* _Prompt_: Scan the listing below and copy every line holding "copyright".

* _Structured figure records_:
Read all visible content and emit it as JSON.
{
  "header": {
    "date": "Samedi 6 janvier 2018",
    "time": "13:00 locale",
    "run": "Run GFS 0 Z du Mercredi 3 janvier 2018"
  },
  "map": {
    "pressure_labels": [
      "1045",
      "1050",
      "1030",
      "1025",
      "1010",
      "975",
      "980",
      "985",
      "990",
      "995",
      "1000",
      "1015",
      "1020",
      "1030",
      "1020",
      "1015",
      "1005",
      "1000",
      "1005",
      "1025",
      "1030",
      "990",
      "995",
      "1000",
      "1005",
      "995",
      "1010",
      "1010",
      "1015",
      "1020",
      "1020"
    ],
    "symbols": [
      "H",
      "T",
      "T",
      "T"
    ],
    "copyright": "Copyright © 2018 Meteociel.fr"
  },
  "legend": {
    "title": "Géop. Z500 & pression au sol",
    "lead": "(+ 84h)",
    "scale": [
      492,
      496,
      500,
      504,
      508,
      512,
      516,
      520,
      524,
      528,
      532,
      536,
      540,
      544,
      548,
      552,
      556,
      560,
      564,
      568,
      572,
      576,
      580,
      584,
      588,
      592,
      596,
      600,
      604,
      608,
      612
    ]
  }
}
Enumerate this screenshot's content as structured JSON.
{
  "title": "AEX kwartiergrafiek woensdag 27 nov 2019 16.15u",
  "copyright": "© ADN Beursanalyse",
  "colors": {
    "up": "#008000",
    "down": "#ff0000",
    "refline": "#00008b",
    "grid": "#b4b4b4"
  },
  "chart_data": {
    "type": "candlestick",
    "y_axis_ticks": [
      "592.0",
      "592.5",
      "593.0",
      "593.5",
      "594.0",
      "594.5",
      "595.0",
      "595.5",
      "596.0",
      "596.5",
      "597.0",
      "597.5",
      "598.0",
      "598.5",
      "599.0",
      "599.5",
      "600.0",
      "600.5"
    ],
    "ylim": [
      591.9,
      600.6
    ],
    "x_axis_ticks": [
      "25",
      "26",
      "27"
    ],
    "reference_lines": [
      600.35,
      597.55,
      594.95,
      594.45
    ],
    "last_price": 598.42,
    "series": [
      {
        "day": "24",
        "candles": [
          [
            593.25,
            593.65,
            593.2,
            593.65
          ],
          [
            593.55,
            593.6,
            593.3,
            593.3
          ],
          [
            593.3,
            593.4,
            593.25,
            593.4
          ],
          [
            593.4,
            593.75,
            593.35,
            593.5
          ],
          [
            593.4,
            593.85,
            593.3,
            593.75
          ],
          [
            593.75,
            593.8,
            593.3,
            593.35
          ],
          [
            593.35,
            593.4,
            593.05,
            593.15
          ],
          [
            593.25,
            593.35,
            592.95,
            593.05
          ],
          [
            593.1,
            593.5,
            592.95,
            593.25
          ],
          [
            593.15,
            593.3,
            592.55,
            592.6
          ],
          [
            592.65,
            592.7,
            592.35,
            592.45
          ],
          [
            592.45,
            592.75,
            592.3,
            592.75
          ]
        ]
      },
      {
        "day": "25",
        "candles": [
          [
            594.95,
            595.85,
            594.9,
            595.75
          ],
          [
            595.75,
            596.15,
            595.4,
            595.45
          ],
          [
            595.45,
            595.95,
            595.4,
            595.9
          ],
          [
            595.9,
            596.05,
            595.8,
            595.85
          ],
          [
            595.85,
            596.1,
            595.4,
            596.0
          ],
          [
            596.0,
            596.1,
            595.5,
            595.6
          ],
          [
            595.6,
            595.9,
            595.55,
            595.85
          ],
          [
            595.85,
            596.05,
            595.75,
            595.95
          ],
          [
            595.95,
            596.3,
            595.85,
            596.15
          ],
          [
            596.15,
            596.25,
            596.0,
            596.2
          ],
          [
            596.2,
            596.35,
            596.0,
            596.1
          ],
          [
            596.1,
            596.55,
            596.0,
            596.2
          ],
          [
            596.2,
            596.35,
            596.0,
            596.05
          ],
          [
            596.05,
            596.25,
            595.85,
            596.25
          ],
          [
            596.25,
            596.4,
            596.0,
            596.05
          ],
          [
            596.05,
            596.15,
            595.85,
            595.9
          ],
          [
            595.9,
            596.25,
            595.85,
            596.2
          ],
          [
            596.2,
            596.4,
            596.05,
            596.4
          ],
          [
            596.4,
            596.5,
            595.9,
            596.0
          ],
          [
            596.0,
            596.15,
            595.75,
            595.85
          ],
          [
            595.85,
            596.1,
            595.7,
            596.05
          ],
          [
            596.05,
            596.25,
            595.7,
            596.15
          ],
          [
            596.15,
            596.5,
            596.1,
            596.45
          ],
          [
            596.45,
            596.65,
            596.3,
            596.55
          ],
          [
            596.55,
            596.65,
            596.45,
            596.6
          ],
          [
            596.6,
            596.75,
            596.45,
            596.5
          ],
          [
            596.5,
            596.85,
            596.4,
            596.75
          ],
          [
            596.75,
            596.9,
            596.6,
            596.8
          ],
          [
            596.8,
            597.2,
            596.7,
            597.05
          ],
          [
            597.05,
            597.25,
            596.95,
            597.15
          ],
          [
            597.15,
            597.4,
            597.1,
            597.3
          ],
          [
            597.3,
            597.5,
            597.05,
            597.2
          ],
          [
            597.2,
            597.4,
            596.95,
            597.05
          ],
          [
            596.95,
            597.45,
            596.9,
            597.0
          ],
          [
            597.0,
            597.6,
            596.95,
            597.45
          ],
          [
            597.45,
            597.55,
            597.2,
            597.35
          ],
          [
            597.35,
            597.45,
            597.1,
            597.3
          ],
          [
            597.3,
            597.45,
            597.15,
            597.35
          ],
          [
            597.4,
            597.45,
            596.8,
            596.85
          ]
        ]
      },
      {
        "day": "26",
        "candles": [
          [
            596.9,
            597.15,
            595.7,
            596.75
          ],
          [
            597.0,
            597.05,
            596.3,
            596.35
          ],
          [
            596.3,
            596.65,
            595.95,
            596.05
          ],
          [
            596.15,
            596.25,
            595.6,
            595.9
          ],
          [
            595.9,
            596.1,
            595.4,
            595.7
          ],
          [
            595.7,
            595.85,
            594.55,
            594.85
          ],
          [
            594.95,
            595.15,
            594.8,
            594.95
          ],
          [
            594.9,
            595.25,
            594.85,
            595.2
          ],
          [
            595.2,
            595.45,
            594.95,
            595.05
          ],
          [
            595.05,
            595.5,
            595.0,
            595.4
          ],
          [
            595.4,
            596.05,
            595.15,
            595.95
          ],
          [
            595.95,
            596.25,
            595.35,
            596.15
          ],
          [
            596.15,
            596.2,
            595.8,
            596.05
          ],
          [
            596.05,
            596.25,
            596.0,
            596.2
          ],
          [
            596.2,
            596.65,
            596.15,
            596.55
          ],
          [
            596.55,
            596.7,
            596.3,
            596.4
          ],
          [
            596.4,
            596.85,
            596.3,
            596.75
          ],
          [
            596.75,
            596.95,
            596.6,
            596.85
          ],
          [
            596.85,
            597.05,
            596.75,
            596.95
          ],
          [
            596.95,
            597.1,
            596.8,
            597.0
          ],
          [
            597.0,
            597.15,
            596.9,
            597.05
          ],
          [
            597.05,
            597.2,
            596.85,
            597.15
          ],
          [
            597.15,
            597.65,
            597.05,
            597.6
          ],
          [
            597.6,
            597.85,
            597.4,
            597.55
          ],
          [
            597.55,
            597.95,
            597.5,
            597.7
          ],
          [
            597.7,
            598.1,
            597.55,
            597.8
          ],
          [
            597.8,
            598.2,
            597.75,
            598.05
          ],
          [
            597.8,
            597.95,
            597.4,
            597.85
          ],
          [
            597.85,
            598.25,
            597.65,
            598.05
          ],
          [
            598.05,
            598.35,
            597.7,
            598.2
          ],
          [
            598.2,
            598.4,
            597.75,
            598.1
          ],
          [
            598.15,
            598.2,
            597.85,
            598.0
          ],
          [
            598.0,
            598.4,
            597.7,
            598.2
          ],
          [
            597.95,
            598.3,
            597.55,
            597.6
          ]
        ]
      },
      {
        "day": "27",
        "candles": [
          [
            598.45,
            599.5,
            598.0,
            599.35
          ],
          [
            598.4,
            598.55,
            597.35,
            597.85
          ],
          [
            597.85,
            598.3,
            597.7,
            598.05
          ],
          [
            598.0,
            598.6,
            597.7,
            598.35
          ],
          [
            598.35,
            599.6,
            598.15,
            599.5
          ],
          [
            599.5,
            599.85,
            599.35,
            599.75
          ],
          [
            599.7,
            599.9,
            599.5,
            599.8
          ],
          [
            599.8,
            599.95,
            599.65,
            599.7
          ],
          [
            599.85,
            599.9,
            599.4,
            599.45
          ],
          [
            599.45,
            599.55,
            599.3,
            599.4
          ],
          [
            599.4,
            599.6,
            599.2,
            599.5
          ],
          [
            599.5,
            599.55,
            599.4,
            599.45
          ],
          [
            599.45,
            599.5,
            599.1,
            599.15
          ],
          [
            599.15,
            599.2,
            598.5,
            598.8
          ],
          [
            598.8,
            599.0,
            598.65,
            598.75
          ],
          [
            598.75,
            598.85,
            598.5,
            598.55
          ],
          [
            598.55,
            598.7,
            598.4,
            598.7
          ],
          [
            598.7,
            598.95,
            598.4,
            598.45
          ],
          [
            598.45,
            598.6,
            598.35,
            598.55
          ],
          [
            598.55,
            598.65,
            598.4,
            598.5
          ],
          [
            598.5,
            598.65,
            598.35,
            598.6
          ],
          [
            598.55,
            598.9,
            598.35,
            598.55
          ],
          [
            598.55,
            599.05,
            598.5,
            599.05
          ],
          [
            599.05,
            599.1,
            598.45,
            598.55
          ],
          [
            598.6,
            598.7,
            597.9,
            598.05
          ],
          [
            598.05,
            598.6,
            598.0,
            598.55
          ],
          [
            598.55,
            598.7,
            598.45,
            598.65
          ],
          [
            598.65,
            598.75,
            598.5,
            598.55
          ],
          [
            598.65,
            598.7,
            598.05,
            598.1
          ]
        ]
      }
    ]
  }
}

* _Correct result_:
    "copyright": "Copyright © 2018 Meteociel.fr"
  "copyright": "© ADN Beursanalyse",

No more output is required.